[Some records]

┌──

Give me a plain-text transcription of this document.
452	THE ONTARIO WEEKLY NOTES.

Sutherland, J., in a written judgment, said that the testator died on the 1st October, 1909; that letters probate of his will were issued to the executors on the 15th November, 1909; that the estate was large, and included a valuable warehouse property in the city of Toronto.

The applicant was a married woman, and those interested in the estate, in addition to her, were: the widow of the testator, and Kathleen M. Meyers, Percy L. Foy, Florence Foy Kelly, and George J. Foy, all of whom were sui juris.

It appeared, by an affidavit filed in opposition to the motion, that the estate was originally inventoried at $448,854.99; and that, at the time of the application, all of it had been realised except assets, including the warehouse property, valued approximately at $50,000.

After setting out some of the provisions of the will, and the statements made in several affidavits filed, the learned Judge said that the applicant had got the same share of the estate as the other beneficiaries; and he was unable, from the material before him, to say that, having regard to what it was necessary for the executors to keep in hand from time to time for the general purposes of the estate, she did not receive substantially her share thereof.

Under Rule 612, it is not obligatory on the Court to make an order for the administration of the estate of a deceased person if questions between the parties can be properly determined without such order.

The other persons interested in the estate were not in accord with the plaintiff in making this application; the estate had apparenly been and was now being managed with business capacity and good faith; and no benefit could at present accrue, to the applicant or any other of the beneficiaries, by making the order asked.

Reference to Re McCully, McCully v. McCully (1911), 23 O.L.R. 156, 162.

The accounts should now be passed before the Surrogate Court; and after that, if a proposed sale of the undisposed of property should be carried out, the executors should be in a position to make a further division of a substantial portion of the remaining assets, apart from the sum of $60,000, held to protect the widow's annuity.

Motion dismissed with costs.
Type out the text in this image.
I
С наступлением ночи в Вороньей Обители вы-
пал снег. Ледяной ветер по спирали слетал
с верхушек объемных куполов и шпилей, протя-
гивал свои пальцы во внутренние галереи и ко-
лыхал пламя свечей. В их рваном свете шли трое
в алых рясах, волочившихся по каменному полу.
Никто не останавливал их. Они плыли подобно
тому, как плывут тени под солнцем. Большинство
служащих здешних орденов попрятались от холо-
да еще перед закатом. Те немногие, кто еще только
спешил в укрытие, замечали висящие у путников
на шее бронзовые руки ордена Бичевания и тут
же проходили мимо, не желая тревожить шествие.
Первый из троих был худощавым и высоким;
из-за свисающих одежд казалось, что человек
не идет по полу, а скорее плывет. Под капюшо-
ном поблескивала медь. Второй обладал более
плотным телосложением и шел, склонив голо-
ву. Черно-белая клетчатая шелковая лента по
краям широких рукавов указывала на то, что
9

└──

▸ What to work on
Copy all the lines, exactly.

▸ Solution for this problem
Give me a plain-text transcription of this document.
452	THE ONTARIO WEEKLY NOTES.

Sutherland, J., in a written judgment, said that the testator died on the 1st October, 1909; that letters probate of his will were issued to the executors on the 15th November, 1909; that the estate was large, and included a valuable warehouse property in the city of Toronto.

The applicant was a married woman, and those interested in the estate, in addition to her, were: the widow of the testator, and Kathleen M. Meyers, Percy L. Foy, Florence Foy Kelly, and George J. Foy, all of whom were sui juris.

It appeared, by an affidavit filed in opposition to the motion, that the estate was originally inventoried at $448,854.99; and that, at the time of the application, all of it had been realised except assets, including the warehouse property, valued approximately at $50,000.

After setting out some of the provisions of the will, and the statements made in several affidavits filed, the learned Judge said that the applicant had got the same share of the estate as the other beneficiaries; and he was unable, from the material before him, to say that, having regard to what it was necessary for the executors to keep in hand from time to time for the general purposes of the estate, she did not receive substantially her share thereof.

Under Rule 612, it is not obligatory on the Court to make an order for the administration of the estate of a deceased person if questions between the parties can be properly determined without such order.

The other persons interested in the estate were not in accord with the plaintiff in making this application; the estate had apparenly been and was now being managed with business capacity and good faith; and no benefit could at present accrue, to the applicant or any other of the beneficiaries, by making the order asked.

Reference to Re McCully, McCully v. McCully (1911), 23 O.L.R. 156, 162.

The accounts should now be passed before the Surrogate Court; and after that, if a proposed sale of the undisposed of property should be carried out, the executors should be in a position to make a further division of a substantial portion of the remaining assets, apart from the sum of $60,000, held to protect the widow's annuity.

Motion dismissed with costs.
Type out the text in this image.
I
С наступлением ночи в Вороньей Обители вы-
пал снег. Ледяной ветер по спирали слетал
с верхушек объемных куполов и шпилей, протя-
гивал свои пальцы во внутренние галереи и ко-
лыхал пламя свечей. В их рваном свете шли трое
в алых рясах, волочившихся по каменному полу.
Никто не останавливал их. Они плыли подобно
тому, как плывут тени под солнцем. Большинство
служащих здешних орденов попрятались от холо-
да еще перед закатом. Те немногие, кто еще только
спешил в укрытие, замечали висящие у путников
на шее бронзовые руки ордена Бичевания и тут
же проходили мимо, не желая тревожить шествие.
Первый из троих был худощавым и высоким;
из-за свисающих одежд казалось, что человек
не идет по полу, а скорее плывет. Под капюшо-
ном поблескивала медь. Второй обладал более
плотным телосложением и шел, склонив голо-
ву. Черно-белая клетчатая шелковая лента по
краям широких рукавов указывала на то, что
9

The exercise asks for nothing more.